# Data items

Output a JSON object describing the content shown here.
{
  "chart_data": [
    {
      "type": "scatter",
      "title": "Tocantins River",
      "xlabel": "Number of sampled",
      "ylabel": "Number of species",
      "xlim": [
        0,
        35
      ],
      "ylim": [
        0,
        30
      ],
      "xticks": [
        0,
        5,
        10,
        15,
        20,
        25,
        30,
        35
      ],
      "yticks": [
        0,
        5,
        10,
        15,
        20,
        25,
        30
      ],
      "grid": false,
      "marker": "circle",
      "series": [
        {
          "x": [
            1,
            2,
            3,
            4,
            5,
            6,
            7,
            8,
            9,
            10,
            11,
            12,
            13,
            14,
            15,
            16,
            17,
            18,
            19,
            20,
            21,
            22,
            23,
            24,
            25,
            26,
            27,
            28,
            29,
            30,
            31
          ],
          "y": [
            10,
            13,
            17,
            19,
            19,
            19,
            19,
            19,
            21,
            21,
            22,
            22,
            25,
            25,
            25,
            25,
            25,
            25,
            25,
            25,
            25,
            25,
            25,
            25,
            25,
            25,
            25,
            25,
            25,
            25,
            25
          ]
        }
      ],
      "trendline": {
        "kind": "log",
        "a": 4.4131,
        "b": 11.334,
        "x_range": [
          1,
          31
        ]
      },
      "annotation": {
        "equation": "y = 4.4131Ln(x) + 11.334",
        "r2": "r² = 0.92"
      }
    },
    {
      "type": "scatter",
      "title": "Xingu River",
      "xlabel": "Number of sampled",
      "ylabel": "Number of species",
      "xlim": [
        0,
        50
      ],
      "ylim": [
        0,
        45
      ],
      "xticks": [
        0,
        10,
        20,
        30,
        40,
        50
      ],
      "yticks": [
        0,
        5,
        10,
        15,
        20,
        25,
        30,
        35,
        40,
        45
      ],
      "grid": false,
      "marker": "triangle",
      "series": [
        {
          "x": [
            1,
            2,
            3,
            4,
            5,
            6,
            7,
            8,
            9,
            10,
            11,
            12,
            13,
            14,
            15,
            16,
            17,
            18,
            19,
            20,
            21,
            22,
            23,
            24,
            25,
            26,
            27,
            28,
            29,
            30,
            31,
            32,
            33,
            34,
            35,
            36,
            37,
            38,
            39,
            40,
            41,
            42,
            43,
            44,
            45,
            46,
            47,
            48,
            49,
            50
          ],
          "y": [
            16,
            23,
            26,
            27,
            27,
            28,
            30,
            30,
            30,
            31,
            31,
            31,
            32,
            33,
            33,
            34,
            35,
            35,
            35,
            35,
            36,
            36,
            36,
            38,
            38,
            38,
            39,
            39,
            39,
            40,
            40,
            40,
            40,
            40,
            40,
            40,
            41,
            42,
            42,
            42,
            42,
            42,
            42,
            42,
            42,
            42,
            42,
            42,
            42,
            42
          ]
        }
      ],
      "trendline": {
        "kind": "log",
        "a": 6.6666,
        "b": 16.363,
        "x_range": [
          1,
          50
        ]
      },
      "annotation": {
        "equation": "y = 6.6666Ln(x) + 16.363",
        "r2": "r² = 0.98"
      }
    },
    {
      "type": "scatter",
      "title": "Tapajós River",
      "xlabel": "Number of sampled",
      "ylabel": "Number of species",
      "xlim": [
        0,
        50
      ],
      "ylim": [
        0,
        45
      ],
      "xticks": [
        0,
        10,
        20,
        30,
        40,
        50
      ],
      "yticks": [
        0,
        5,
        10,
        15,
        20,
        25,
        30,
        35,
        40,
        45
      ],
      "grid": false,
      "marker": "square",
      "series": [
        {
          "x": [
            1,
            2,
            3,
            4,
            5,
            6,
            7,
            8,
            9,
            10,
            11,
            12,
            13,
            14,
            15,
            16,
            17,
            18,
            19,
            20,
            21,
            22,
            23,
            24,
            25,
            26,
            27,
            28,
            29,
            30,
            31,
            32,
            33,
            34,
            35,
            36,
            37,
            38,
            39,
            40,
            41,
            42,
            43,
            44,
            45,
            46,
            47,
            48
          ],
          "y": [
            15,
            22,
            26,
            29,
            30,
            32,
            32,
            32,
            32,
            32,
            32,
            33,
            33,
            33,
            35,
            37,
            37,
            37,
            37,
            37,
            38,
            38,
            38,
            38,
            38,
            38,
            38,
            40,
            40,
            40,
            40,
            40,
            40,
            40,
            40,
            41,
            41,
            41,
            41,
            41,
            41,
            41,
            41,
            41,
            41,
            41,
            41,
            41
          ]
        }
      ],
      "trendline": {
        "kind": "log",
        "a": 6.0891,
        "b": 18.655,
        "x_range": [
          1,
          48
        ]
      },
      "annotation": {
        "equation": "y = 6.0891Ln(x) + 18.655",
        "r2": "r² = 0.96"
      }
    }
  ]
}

# Problem requirements
Please copy out each record, character for character.

# The result
Output a JSON object describing the content shown here.
{
  "chart_data": [
    {
      "type": "scatter",
      "title": "Tocantins River",
      "xlabel": "Number of sampled",
      "ylabel": "Number of species",
      "xlim": [
        0,
        35
      ],
      "ylim": [
        0,
        30
      ],
      "xticks": [
        0,
        5,
        10,
        15,
        20,
        25,
        30,
        35
      ],
      "yticks": [
        0,
        5,
        10,
        15,
        20,
        25,
        30
      ],
      "grid": false,
      "marker": "circle",
      "series": [
        {
          "x": [
            1,
            2,
            3,
            4,
            5,
            6,
            7,
            8,
            9,
            10,
            11,
            12,
            13,
            14,
            15,
            16,
            17,
            18,
            19,
            20,
            21,
            22,
            23,
            24,
            25,
            26,
            27,
            28,
            29,
            30,
            31
          ],
          "y": [
            10,
            13,
            17,
            19,
            19,
            19,
            19,
            19,
            21,
            21,
            22,
            22,
            25,
            25,
            25,
            25,
            25,
            25,
            25,
            25,
            25,
            25,
            25,
            25,
            25,
            25,
            25,
            25,
            25,
            25,
            25
          ]
        }
      ],
      "trendline": {
        "kind": "log",
        "a": 4.4131,
        "b": 11.334,
        "x_range": [
          1,
          31
        ]
      },
      "annotation": {
        "equation": "y = 4.4131Ln(x) + 11.334",
        "r2": "r² = 0.92"
      }
    },
    {
      "type": "scatter",
      "title": "Xingu River",
      "xlabel": "Number of sampled",
      "ylabel": "Number of species",
      "xlim": [
        0,
        50
      ],
      "ylim": [
        0,
        45
      ],
      "xticks": [
        0,
        10,
        20,
        30,
        40,
        50
      ],
      "yticks": [
        0,
        5,
        10,
        15,
        20,
        25,
        30,
        35,
        40,
        45
      ],
      "grid": false,
      "marker": "triangle",
      "series": [
        {
          "x": [
            1,
            2,
            3,
            4,
            5,
            6,
            7,
            8,
            9,
            10,
            11,
            12,
            13,
            14,
            15,
            16,
            17,
            18,
            19,
            20,
            21,
            22,
            23,
            24,
            25,
            26,
            27,
            28,
            29,
            30,
            31,
            32,
            33,
            34,
            35,
            36,
            37,
            38,
            39,
            40,
            41,
            42,
            43,
            44,
            45,
            46,
            47,
            48,
            49,
            50
          ],
          "y": [
            16,
            23,
            26,
            27,
            27,
            28,
            30,
            30,
            30,
            31,
            31,
            31,
            32,
            33,
            33,
            34,
            35,
            35,
            35,
            35,
            36,
            36,
            36,
            38,
            38,
            38,
            39,
            39,
            39,
            40,
            40,
            40,
            40,
            40,
            40,
            40,
            41,
            42,
            42,
            42,
            42,
            42,
            42,
            42,
            42,
            42,
            42,
            42,
            42,
            42
          ]
        }
      ],
      "trendline": {
        "kind": "log",
        "a": 6.6666,
        "b": 16.363,
        "x_range": [
          1,
          50
        ]
      },
      "annotation": {
        "equation": "y = 6.6666Ln(x) + 16.363",
        "r2": "r² = 0.98"
      }
    },
    {
      "type": "scatter",
      "title": "Tapajós River",
      "xlabel": "Number of sampled",
      "ylabel": "Number of species",
      "xlim": [
        0,
        50
      ],
      "ylim": [
        0,
        45
      ],
      "xticks": [
        0,
        10,
        20,
        30,
        40,
        50
      ],
      "yticks": [
        0,
        5,
        10,
        15,
        20,
        25,
        30,
        35,
        40,
        45
      ],
      "grid": false,
      "marker": "square",
      "series": [
        {
          "x": [
            1,
            2,
            3,
            4,
            5,
            6,
            7,
            8,
            9,
            10,
            11,
            12,
            13,
            14,
            15,
            16,
            17,
            18,
            19,
            20,
            21,
            22,
            23,
            24,
            25,
            26,
            27,
            28,
            29,
            30,
            31,
            32,
            33,
            34,
            35,
            36,
            37,
            38,
            39,
            40,
            41,
            42,
            43,
            44,
            45,
            46,
            47,
            48
          ],
          "y": [
            15,
            22,
            26,
            29,
            30,
            32,
            32,
            32,
            32,
            32,
            32,
            33,
            33,
            33,
            35,
            37,
            37,
            37,
            37,
            37,
            38,
            38,
            38,
            38,
            38,
            38,
            38,
            40,
            40,
            40,
            40,
            40,
            40,
            40,
            40,
            41,
            41,
            41,
            41,
            41,
            41,
            41,
            41,
            41,
            41,
            41,
            41,
            41
          ]
        }
      ],
      "trendline": {
        "kind": "log",
        "a": 6.0891,
        "b": 18.655,
        "x_range": [
          1,
          48
        ]
      },
      "annotation": {
        "equation": "y = 6.0891Ln(x) + 18.655",
        "r2": "r² = 0.96"
      }
    }
  ]
}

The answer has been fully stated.